- **Goal**
Wherever the string "NSTX" occurs in a line of these records, report that line.
◆ ◆ ◆ ◆ ◆ ◆ ◆
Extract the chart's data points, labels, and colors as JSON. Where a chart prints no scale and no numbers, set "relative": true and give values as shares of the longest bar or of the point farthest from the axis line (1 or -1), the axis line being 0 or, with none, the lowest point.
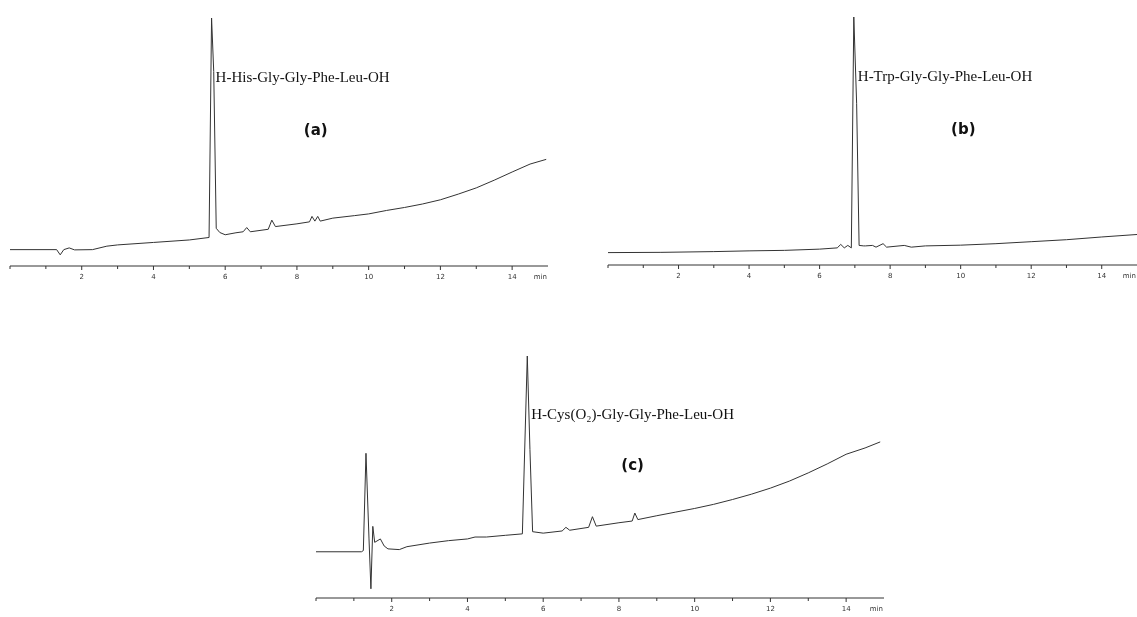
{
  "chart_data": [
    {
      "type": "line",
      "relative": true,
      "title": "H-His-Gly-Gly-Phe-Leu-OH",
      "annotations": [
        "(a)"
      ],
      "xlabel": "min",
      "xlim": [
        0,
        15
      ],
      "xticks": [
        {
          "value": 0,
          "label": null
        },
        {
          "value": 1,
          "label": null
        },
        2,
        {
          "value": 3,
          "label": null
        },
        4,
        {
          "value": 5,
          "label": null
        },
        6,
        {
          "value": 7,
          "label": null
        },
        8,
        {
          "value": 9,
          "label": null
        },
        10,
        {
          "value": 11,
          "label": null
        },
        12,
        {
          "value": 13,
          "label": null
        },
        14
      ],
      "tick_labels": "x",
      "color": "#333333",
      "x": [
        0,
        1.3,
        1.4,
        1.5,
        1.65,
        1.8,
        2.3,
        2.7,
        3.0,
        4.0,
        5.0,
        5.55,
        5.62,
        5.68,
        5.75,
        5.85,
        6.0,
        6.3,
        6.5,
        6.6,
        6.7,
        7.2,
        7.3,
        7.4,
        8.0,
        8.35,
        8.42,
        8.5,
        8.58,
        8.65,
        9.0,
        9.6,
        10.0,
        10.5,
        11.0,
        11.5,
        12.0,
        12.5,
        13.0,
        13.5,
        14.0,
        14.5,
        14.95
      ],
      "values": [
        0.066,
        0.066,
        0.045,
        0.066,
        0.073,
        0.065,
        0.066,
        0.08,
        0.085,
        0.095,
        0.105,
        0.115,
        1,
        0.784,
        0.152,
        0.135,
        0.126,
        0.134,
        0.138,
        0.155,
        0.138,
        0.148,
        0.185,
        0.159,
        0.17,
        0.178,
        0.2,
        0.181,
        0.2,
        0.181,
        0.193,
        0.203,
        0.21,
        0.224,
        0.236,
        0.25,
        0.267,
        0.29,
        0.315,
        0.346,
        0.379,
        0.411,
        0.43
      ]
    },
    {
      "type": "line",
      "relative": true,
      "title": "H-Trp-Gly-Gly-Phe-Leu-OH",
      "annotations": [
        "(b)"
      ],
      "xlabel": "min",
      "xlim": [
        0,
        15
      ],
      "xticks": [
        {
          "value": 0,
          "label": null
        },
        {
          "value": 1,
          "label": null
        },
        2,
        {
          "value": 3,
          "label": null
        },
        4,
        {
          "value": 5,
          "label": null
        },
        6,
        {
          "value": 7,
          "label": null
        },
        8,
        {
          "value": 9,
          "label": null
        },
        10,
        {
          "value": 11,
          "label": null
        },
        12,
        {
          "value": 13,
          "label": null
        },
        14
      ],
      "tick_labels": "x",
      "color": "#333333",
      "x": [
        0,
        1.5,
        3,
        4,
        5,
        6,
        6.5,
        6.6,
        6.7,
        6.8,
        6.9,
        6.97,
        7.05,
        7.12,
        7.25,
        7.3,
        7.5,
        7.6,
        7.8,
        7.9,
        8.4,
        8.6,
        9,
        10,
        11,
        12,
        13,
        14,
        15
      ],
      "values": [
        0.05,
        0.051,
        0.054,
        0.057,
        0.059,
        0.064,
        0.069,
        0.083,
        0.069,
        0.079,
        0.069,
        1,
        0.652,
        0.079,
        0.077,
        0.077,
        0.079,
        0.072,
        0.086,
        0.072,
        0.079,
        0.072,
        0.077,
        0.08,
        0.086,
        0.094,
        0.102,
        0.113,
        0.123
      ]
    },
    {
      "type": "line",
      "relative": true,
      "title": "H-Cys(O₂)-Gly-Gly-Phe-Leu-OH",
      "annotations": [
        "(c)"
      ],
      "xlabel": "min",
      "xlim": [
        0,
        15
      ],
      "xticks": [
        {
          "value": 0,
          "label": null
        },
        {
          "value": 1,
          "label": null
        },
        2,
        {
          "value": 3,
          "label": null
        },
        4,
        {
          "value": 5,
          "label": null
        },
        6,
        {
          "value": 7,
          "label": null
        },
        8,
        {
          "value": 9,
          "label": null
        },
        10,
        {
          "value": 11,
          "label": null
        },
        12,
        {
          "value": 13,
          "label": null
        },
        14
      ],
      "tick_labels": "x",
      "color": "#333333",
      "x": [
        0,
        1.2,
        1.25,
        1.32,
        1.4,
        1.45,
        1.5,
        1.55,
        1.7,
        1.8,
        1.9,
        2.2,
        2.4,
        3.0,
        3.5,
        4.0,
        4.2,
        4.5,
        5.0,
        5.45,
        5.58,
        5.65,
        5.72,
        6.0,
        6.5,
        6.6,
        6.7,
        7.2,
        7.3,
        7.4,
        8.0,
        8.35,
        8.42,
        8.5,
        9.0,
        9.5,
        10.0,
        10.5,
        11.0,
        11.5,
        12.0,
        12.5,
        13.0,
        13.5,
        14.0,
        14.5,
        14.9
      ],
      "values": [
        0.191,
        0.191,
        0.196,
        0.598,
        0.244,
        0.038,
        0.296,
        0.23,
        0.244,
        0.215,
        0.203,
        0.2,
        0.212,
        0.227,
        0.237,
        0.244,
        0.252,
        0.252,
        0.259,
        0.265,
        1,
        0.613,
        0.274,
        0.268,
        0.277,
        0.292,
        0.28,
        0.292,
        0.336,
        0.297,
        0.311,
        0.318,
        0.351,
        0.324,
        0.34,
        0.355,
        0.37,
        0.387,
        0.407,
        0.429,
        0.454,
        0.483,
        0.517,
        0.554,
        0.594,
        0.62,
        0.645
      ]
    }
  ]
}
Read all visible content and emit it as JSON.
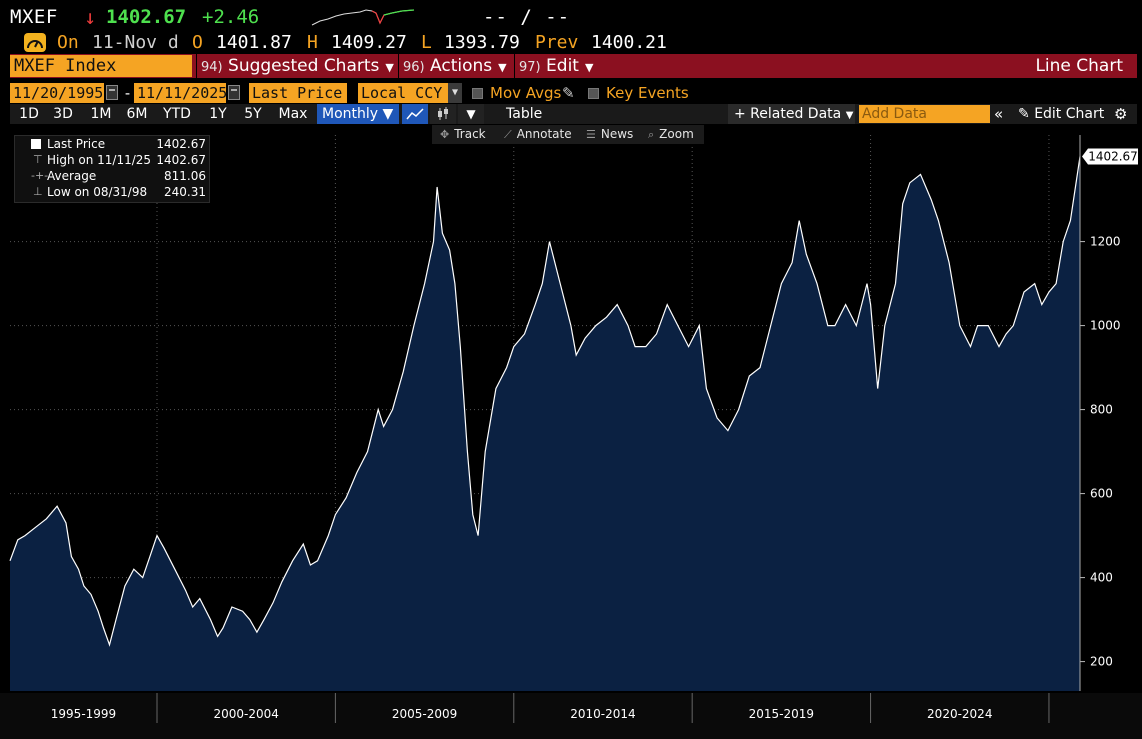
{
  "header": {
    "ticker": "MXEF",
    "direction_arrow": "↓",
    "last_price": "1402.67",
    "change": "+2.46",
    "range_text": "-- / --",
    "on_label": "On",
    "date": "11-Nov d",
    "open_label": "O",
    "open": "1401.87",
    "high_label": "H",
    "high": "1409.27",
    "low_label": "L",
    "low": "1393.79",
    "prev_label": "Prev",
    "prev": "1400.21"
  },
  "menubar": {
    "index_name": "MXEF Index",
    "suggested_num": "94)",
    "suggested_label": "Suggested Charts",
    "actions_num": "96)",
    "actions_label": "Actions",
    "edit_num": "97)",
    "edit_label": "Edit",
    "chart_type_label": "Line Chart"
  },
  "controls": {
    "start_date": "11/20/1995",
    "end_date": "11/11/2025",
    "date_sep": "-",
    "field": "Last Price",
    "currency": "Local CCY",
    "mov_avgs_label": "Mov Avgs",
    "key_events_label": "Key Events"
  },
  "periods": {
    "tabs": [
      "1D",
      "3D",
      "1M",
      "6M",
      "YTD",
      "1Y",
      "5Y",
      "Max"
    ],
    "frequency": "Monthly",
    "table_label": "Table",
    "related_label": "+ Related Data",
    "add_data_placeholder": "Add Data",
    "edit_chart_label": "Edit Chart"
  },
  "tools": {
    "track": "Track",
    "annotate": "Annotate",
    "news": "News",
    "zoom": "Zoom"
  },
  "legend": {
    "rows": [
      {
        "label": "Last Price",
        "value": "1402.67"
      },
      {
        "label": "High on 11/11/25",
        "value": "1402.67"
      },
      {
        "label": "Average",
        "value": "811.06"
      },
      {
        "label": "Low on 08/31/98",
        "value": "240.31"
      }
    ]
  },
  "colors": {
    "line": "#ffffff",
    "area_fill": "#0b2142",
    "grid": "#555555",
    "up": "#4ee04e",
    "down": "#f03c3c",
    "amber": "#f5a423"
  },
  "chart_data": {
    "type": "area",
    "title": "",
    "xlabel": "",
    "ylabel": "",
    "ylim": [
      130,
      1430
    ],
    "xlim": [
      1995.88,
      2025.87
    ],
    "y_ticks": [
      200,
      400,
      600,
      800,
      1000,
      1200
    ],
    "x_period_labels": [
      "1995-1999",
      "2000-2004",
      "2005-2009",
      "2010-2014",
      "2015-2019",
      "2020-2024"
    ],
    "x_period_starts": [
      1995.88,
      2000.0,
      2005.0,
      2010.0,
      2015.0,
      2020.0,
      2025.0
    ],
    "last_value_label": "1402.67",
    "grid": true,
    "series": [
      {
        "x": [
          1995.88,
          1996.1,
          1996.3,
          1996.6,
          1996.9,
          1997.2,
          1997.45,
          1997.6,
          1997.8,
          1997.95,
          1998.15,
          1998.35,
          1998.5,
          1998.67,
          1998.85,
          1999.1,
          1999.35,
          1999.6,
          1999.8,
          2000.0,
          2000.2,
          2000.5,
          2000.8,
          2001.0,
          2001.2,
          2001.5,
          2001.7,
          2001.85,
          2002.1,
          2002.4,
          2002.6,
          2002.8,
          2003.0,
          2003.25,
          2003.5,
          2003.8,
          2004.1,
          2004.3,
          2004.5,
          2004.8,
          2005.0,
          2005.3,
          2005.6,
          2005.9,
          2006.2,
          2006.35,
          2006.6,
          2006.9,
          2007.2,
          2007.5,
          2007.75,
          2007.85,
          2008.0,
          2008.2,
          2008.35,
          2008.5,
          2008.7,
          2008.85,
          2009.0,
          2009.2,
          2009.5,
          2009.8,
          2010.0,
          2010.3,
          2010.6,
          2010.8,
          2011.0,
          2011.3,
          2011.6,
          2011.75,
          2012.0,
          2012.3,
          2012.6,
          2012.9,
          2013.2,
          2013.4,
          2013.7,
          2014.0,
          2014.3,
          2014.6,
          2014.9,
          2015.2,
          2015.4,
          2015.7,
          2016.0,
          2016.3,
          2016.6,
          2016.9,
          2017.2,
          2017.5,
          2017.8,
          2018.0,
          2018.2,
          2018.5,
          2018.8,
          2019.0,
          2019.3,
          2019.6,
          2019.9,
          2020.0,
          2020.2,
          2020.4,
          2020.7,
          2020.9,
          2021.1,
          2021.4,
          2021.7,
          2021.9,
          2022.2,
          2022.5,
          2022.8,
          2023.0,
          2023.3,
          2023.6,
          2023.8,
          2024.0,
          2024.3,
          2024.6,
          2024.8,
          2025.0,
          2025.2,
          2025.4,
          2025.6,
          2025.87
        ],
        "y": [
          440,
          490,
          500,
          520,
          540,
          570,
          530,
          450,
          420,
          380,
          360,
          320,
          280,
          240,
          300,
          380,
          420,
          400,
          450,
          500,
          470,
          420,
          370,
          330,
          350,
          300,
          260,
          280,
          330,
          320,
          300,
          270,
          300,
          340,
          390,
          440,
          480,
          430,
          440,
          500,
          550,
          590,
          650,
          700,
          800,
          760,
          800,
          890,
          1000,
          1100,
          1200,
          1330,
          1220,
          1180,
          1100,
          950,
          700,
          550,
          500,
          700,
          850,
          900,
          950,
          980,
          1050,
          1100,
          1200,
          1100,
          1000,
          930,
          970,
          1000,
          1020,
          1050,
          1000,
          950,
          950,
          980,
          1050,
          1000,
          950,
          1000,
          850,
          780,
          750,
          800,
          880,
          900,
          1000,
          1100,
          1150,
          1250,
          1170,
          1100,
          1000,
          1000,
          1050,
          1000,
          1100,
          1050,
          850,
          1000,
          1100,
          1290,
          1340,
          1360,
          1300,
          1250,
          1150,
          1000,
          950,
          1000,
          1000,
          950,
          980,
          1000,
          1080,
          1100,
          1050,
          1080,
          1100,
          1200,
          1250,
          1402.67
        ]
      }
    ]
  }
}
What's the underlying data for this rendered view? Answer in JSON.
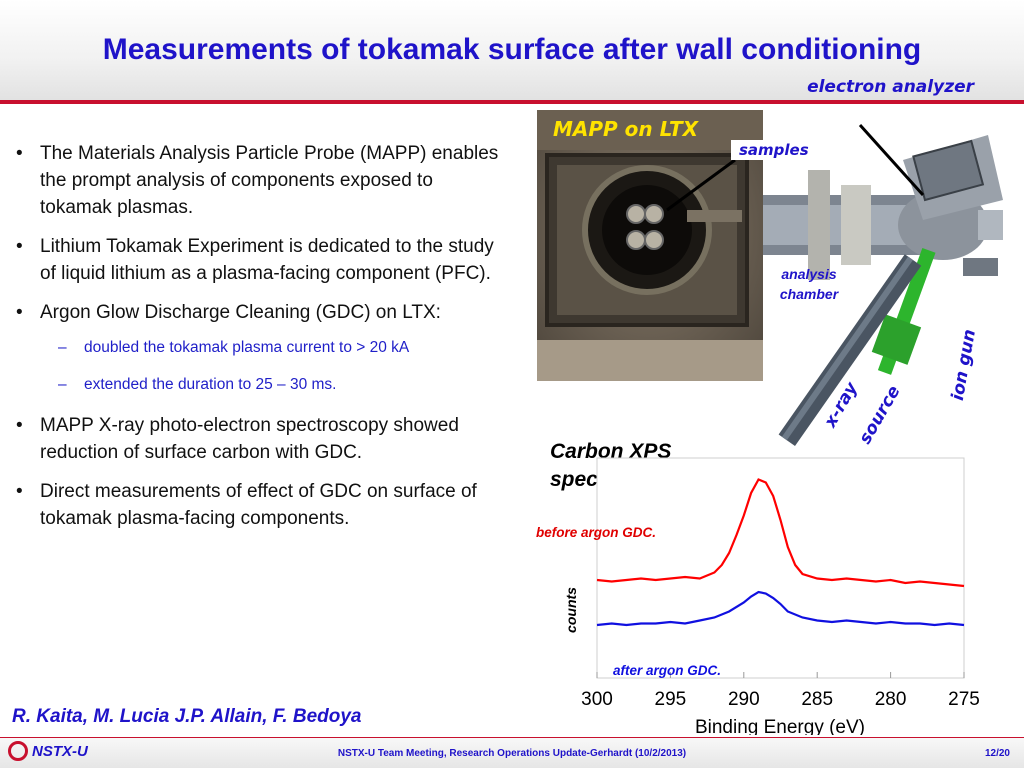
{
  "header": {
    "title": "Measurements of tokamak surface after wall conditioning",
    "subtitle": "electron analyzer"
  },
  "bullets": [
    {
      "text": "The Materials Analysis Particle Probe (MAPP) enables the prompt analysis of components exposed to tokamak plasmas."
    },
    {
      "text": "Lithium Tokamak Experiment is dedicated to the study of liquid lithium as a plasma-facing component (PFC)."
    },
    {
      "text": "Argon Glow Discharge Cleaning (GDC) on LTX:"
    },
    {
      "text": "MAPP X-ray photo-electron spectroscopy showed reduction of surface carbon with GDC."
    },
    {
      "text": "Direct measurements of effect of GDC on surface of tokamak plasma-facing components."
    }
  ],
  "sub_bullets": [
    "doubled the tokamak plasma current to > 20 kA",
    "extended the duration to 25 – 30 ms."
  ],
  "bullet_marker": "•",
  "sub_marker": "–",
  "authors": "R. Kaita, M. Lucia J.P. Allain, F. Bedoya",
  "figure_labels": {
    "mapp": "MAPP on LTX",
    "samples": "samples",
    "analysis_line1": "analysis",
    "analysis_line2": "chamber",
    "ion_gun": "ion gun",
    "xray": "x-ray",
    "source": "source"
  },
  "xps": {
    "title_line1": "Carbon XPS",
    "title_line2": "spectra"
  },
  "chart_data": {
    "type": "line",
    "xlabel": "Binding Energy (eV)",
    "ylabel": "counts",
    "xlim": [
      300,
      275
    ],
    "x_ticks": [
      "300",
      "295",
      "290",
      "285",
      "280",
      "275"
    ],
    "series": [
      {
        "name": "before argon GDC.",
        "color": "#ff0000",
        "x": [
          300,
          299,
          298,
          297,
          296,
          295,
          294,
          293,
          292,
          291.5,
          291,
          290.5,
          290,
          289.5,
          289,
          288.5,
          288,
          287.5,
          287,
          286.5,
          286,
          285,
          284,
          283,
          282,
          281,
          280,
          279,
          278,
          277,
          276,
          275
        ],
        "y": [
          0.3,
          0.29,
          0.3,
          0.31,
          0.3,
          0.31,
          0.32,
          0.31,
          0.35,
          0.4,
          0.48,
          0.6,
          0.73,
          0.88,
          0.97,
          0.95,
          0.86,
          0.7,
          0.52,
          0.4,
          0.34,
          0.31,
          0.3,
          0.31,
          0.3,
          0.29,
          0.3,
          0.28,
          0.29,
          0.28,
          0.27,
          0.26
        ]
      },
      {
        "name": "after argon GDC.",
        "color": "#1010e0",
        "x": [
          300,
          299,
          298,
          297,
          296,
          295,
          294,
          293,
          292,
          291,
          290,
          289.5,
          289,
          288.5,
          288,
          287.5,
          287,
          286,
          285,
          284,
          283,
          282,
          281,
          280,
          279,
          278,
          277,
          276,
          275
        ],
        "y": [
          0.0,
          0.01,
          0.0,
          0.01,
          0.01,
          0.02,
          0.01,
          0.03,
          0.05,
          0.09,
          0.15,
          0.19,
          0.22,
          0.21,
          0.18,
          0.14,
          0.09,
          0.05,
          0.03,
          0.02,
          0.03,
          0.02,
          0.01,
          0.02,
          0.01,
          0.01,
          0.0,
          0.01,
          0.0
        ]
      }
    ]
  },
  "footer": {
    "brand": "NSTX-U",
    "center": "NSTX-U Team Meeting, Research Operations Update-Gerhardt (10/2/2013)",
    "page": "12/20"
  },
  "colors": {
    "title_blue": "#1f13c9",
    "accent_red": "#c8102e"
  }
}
◆ ◆ ◆ ◆ ◆ ◆ ◆
- **Solution to the problem**
    "brand": "NSTX-U",
    "center": "NSTX-U Team Meeting, Research Operations Update-Gerhardt (10/2/2013)",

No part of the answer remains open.